──────── Data for this exercise

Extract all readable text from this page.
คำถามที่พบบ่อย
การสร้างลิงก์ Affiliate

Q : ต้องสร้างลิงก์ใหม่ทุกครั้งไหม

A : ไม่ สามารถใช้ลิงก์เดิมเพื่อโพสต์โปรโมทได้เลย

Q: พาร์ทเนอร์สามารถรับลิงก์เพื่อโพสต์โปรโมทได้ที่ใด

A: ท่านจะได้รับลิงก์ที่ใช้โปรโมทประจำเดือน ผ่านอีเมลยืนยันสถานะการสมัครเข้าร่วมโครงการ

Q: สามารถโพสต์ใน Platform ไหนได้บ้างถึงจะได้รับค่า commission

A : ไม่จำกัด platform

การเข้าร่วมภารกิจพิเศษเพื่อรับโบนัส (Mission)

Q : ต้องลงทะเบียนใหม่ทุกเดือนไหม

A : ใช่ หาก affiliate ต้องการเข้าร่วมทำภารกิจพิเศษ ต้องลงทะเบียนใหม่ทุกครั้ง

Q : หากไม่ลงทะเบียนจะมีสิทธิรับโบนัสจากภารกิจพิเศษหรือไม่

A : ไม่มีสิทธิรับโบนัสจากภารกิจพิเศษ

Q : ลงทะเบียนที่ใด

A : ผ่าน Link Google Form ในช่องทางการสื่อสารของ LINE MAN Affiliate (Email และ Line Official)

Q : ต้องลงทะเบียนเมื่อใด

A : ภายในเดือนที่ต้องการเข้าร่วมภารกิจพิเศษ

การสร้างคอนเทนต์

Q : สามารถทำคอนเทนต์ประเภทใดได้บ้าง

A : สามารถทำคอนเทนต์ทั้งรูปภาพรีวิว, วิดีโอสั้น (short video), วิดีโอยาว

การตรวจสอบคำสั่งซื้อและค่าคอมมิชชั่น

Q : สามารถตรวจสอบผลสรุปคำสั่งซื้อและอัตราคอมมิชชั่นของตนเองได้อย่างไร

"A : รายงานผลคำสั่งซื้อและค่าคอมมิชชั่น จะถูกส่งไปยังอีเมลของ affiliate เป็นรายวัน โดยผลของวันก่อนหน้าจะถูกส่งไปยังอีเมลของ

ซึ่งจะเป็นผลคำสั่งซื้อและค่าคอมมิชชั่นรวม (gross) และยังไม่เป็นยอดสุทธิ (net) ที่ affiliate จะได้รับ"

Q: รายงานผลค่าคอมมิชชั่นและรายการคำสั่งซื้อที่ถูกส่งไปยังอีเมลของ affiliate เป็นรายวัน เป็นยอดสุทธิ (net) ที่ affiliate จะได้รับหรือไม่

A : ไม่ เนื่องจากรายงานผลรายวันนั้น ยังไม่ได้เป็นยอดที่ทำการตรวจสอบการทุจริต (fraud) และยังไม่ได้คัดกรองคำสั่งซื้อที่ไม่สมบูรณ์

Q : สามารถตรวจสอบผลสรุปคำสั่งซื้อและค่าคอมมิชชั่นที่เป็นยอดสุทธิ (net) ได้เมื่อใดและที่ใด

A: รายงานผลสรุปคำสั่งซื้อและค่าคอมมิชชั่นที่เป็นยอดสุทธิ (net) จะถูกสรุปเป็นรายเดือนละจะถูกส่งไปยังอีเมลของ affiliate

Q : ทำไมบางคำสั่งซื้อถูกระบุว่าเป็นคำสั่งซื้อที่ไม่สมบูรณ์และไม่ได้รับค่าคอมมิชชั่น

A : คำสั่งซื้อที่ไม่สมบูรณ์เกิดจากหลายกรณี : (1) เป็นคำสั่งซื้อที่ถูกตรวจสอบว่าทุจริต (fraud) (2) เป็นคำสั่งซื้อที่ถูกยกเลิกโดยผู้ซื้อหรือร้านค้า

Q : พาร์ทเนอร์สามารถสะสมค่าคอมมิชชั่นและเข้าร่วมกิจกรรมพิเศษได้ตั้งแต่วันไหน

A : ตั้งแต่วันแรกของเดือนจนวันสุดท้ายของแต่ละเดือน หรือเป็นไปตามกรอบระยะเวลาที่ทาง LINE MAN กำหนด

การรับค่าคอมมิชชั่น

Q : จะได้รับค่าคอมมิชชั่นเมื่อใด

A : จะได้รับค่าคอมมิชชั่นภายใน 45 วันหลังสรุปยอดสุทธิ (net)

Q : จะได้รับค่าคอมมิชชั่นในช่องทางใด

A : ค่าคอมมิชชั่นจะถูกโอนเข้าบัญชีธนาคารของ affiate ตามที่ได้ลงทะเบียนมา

────────────────

Brief: Copy out all lines where the word "งไปย" appears.

Solution:
"A : รายงานผลคำสั่งซื้อและค่าคอมมิชชั่น จะถูกส่งไปยังอีเมลของ affiliate เป็นรายวัน โดยผลของวันก่อนหน้าจะถูกส่งไปยังอีเมลของ
Q: รายงานผลค่าคอมมิชชั่นและรายการคำสั่งซื้อที่ถูกส่งไปยังอีเมลของ affiliate เป็นรายวัน เป็นยอดสุทธิ (net) ที่ affiliate จะได้รับหรือไม่
A: รายงานผลสรุปคำสั่งซื้อและค่าคอมมิชชั่นที่เป็นยอดสุทธิ (net) จะถูกสรุปเป็นรายเดือนละจะถูกส่งไปยังอีเมลของ affiliate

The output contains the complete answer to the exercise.